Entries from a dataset
----------
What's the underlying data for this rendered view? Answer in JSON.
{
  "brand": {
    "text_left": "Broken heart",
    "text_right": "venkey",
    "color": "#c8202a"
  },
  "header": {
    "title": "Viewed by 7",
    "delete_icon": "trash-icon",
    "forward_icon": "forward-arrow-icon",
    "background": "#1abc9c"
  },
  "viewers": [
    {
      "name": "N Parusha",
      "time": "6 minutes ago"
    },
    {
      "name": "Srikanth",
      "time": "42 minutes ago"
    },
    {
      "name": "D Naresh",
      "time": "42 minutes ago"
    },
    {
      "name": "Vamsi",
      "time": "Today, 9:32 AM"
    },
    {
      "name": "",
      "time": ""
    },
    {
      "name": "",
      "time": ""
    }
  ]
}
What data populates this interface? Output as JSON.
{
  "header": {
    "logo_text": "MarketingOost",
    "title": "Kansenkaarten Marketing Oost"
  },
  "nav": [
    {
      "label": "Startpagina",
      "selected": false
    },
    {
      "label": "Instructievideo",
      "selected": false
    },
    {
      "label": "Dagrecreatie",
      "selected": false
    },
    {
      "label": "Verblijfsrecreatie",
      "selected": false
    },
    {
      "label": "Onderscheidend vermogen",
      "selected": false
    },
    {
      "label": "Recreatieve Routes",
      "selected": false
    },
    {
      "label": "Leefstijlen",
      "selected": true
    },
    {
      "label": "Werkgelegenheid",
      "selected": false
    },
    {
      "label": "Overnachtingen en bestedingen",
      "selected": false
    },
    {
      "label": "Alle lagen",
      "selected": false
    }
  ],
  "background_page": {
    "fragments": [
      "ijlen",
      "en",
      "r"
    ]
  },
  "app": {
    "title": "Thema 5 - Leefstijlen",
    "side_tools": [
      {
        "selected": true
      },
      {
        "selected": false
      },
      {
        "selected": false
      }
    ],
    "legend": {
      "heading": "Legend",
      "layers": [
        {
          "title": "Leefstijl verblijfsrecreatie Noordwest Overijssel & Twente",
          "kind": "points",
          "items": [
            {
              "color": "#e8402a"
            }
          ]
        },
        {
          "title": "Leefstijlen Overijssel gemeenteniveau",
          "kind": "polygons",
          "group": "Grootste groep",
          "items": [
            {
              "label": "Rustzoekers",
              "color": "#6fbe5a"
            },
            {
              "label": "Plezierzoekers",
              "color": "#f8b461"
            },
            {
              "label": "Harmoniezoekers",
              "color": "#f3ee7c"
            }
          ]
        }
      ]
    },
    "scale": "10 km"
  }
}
----------
EXERCISE REQUIREMENTS: Give every line of the material again, exactly as it reads.

COMPLETED TASK:
What's the underlying data for this rendered view? Answer in JSON.
{
  "brand": {
    "text_left": "Broken heart",
    "text_right": "venkey",
    "color": "#c8202a"
  },
  "header": {
    "title": "Viewed by 7",
    "delete_icon": "trash-icon",
    "forward_icon": "forward-arrow-icon",
    "background": "#1abc9c"
  },
  "viewers": [
    {
      "name": "N Parusha",
      "time": "6 minutes ago"
    },
    {
      "name": "Srikanth",
      "time": "42 minutes ago"
    },
    {
      "name": "D Naresh",
      "time": "42 minutes ago"
    },
    {
      "name": "Vamsi",
      "time": "Today, 9:32 AM"
    },
    {
      "name": "",
      "time": ""
    },
    {
      "name": "",
      "time": ""
    }
  ]
}
What data populates this interface? Output as JSON.
{
  "header": {
    "logo_text": "MarketingOost",
    "title": "Kansenkaarten Marketing Oost"
  },
  "nav": [
    {
      "label": "Startpagina",
      "selected": false
    },
    {
      "label": "Instructievideo",
      "selected": false
    },
    {
      "label": "Dagrecreatie",
      "selected": false
    },
    {
      "label": "Verblijfsrecreatie",
      "selected": false
    },
    {
      "label": "Onderscheidend vermogen",
      "selected": false
    },
    {
      "label": "Recreatieve Routes",
      "selected": false
    },
    {
      "label": "Leefstijlen",
      "selected": true
    },
    {
      "label": "Werkgelegenheid",
      "selected": false
    },
    {
      "label": "Overnachtingen en bestedingen",
      "selected": false
    },
    {
      "label": "Alle lagen",
      "selected": false
    }
  ],
  "background_page": {
    "fragments": [
      "ijlen",
      "en",
      "r"
    ]
  },
  "app": {
    "title": "Thema 5 - Leefstijlen",
    "side_tools": [
      {
        "selected": true
      },
      {
        "selected": false
      },
      {
        "selected": false
      }
    ],
    "legend": {
      "heading": "Legend",
      "layers": [
        {
          "title": "Leefstijl verblijfsrecreatie Noordwest Overijssel & Twente",
          "kind": "points",
          "items": [
            {
              "color": "#e8402a"
            }
          ]
        },
        {
          "title": "Leefstijlen Overijssel gemeenteniveau",
          "kind": "polygons",
          "group": "Grootste groep",
          "items": [
            {
              "label": "Rustzoekers",
              "color": "#6fbe5a"
            },
            {
              "label": "Plezierzoekers",
              "color": "#f8b461"
            },
            {
              "label": "Harmoniezoekers",
              "color": "#f3ee7c"
            }
          ]
        }
      ]
    },
    "scale": "10 km"
  }
}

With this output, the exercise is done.